>> START

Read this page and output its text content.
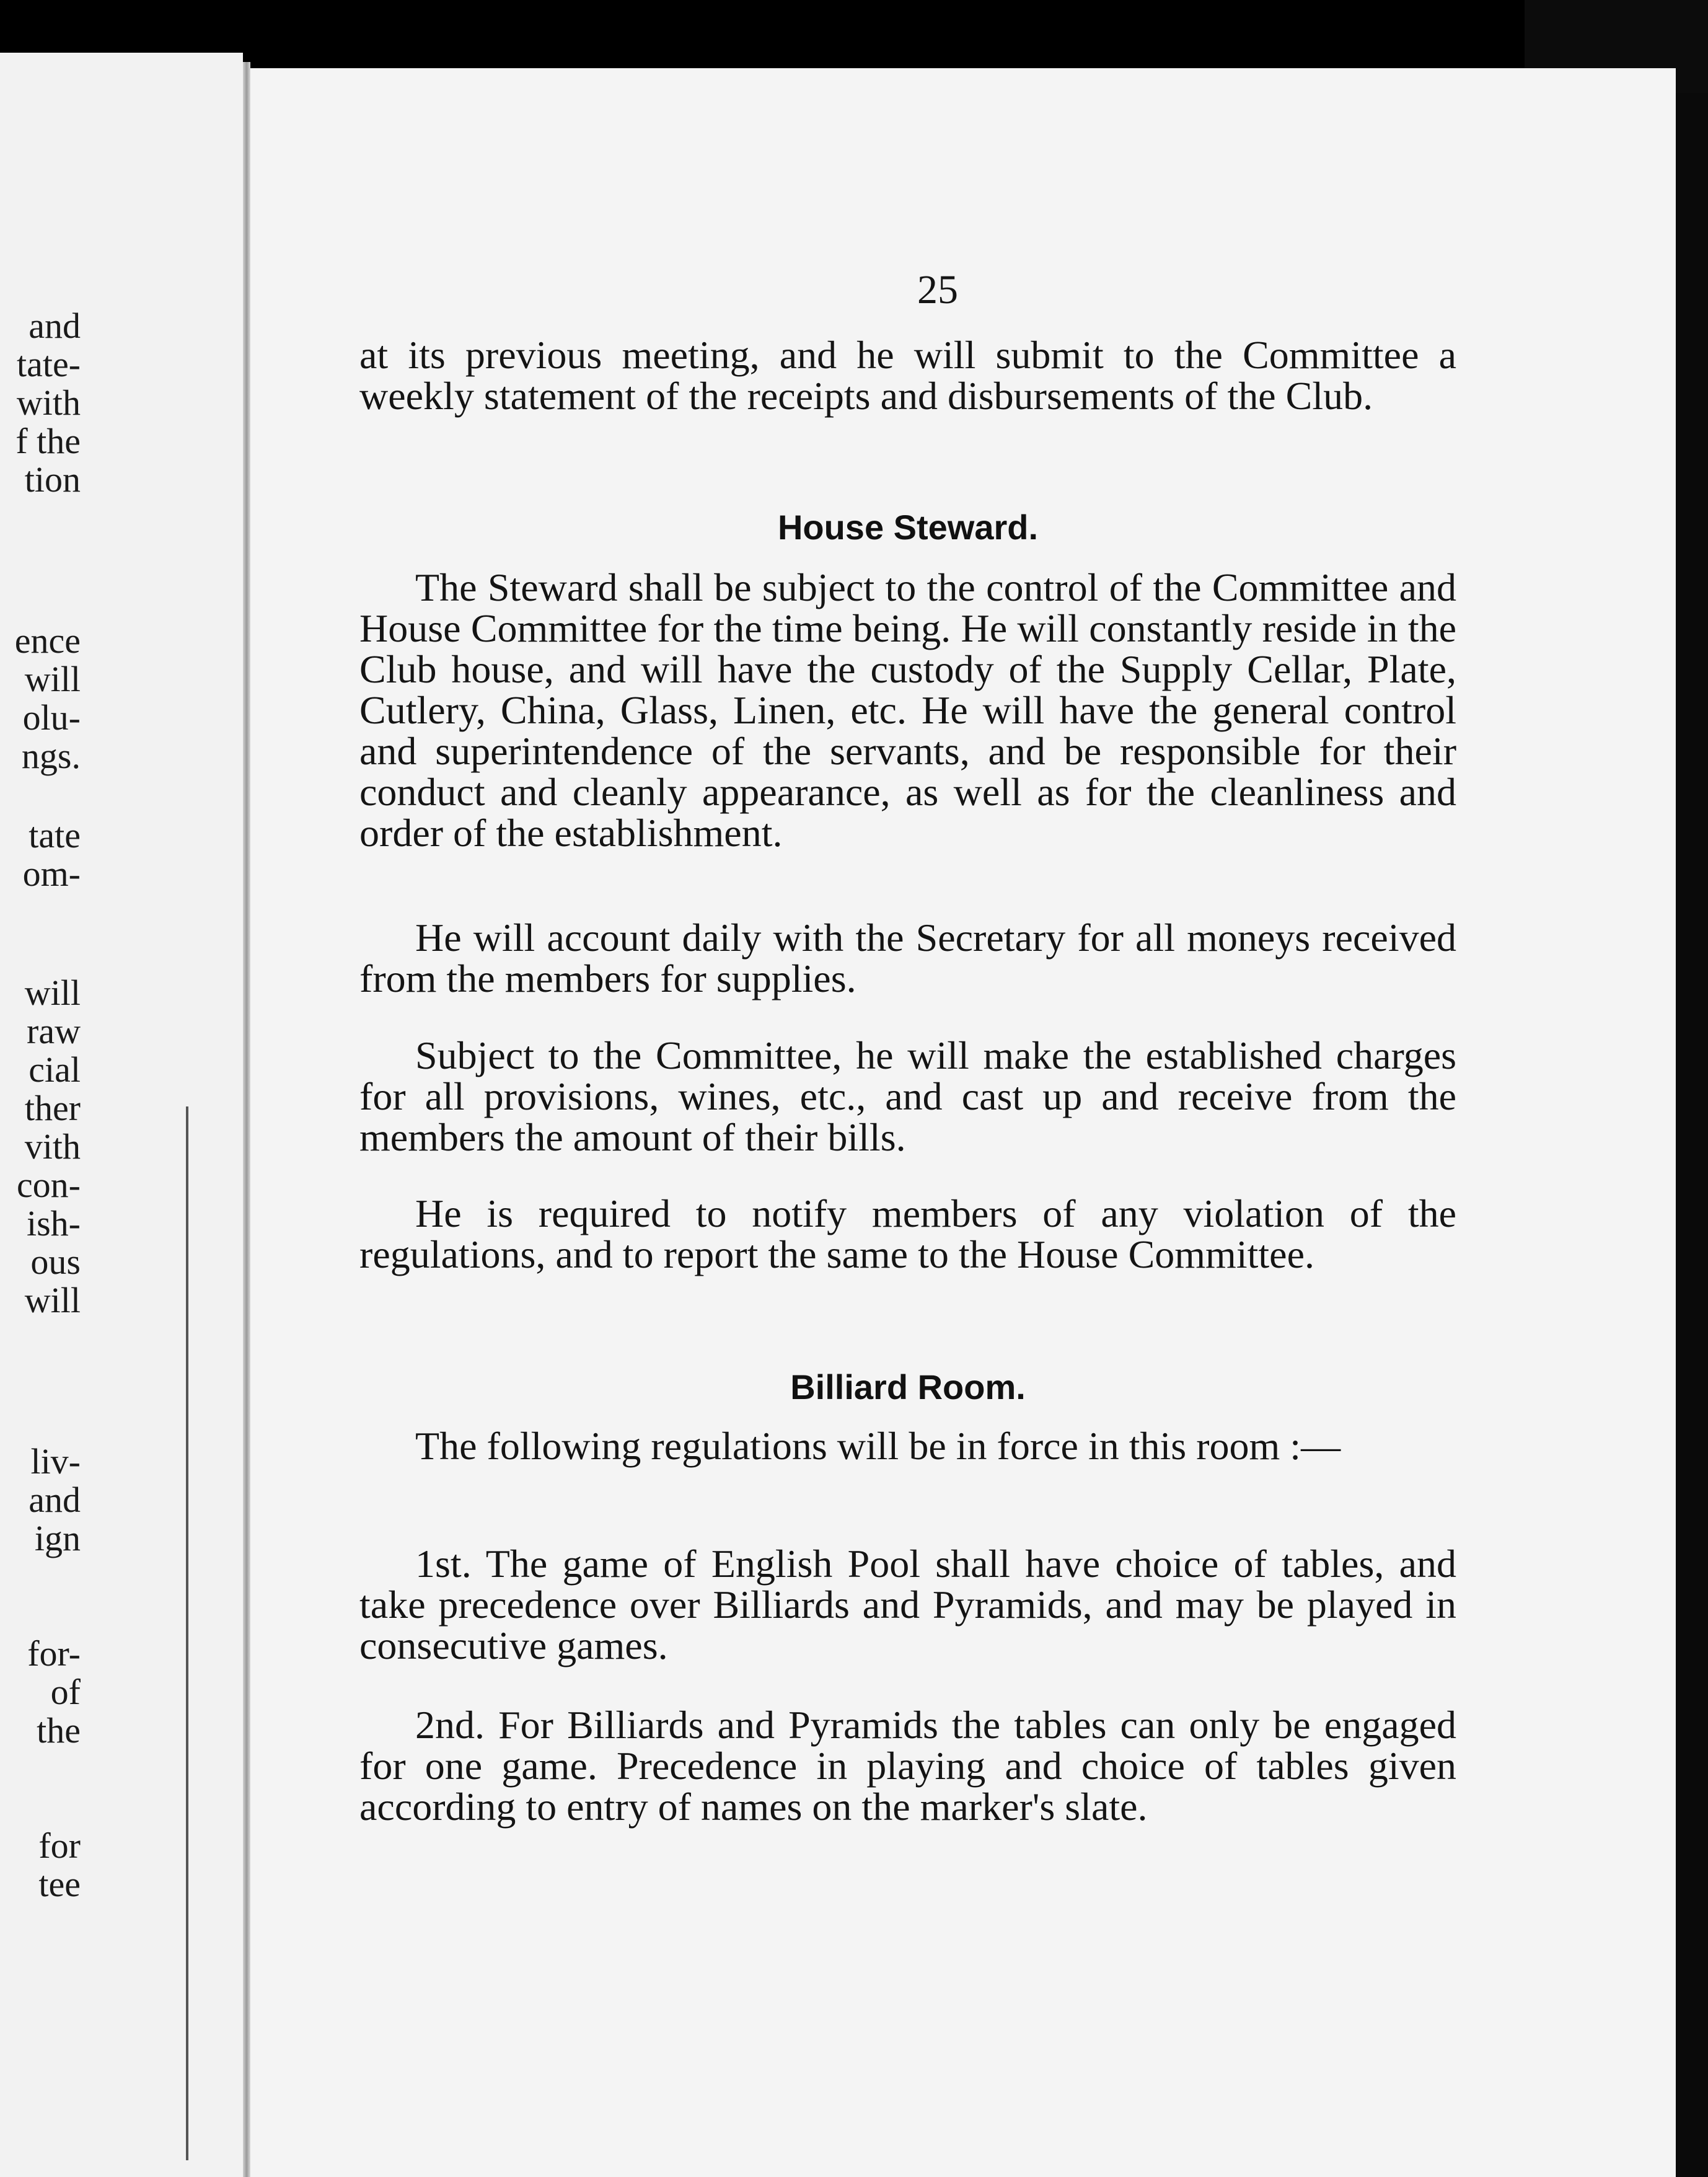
and
tate-
with
f the
tion
ence
will
olu-
ngs.
tate
om-
will
raw
cial
ther
vith
con-
ish-
ous
will
liv-
and
ign
for-
of
the
for
tee
25

at its previous meeting, and he will submit to the Committee a weekly statement of the receipts and disbursements of the Club.

House Steward.

The Steward shall be subject to the control of the Committee and House Committee for the time being. He will constantly reside in the Club house, and will have the custody of the Supply Cellar, Plate, Cutlery, China, Glass, Linen, etc. He will have the general control and superintendence of the servants, and be responsible for their conduct and cleanly appearance, as well as for the cleanliness and order of the establishment.

He will account daily with the Secretary for all moneys received from the members for supplies.

Subject to the Committee, he will make the established charges for all provisions, wines, etc., and cast up and receive from the members the amount of their bills.

He is required to notify members of any violation of the regulations, and to report the same to the House Committee.

Billiard Room.

The following regulations will be in force in this room :—

1st. The game of English Pool shall have choice of tables, and take precedence over Billiards and Pyramids, and may be played in consecutive games.

2nd. For Billiards and Pyramids the tables can only be engaged for one game. Precedence in playing and choice of tables given according to entry of names on the marker's slate.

>> END

Pull out each line of the records holding the string "this".

Read this page and output its text content.
The following regulations will be in force in this room :—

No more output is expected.